ITEMS:
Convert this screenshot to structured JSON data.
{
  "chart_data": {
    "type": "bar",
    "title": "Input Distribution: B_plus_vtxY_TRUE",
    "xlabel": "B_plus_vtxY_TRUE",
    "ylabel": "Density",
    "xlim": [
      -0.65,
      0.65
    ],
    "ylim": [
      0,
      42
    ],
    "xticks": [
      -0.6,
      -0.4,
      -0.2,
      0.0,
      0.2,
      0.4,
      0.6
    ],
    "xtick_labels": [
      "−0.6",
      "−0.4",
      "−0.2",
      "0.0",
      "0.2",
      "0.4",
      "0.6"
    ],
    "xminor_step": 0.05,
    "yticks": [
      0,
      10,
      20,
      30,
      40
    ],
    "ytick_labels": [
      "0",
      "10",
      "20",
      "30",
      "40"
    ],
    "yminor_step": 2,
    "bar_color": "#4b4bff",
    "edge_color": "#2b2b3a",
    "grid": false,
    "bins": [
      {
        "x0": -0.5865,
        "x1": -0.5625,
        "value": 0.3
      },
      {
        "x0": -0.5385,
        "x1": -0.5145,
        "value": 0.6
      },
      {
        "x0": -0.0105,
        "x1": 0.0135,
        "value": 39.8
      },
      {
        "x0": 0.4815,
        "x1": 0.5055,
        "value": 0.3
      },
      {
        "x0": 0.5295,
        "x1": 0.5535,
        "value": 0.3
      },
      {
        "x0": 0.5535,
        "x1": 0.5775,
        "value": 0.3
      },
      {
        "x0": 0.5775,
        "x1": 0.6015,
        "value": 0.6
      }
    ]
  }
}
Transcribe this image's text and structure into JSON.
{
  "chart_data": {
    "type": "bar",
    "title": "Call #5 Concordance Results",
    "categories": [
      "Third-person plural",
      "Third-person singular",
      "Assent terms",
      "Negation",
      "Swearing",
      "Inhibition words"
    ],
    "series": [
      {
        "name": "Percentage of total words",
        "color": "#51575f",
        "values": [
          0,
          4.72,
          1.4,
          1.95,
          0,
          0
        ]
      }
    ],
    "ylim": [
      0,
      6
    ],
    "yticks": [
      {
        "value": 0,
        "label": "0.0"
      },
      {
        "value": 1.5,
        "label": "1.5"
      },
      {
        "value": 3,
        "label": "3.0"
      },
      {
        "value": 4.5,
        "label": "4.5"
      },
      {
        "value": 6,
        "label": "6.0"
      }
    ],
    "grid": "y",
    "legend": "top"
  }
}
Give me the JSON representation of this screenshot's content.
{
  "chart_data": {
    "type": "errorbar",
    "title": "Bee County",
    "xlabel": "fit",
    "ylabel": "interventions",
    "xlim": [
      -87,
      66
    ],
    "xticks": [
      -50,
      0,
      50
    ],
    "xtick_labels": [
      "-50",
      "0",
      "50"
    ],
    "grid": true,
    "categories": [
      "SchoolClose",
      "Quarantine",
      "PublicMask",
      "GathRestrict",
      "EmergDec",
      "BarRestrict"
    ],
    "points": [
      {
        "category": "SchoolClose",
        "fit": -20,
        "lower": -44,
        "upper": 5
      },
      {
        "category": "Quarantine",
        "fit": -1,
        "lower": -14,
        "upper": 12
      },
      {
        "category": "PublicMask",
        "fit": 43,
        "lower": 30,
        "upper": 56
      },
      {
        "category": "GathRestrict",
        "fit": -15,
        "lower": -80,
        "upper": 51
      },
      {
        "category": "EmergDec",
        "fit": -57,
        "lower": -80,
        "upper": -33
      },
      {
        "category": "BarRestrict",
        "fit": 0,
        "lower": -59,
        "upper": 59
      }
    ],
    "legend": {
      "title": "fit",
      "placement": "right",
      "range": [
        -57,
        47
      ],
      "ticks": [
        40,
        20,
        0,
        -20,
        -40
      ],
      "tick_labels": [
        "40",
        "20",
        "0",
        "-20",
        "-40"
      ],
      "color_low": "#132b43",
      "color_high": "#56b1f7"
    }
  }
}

WORK TO BE COMPLETED: Copy, from the material above, each line in which the string "person" occurs.

TASK ANSWER:
      "Third-person plural",
      "Third-person singular",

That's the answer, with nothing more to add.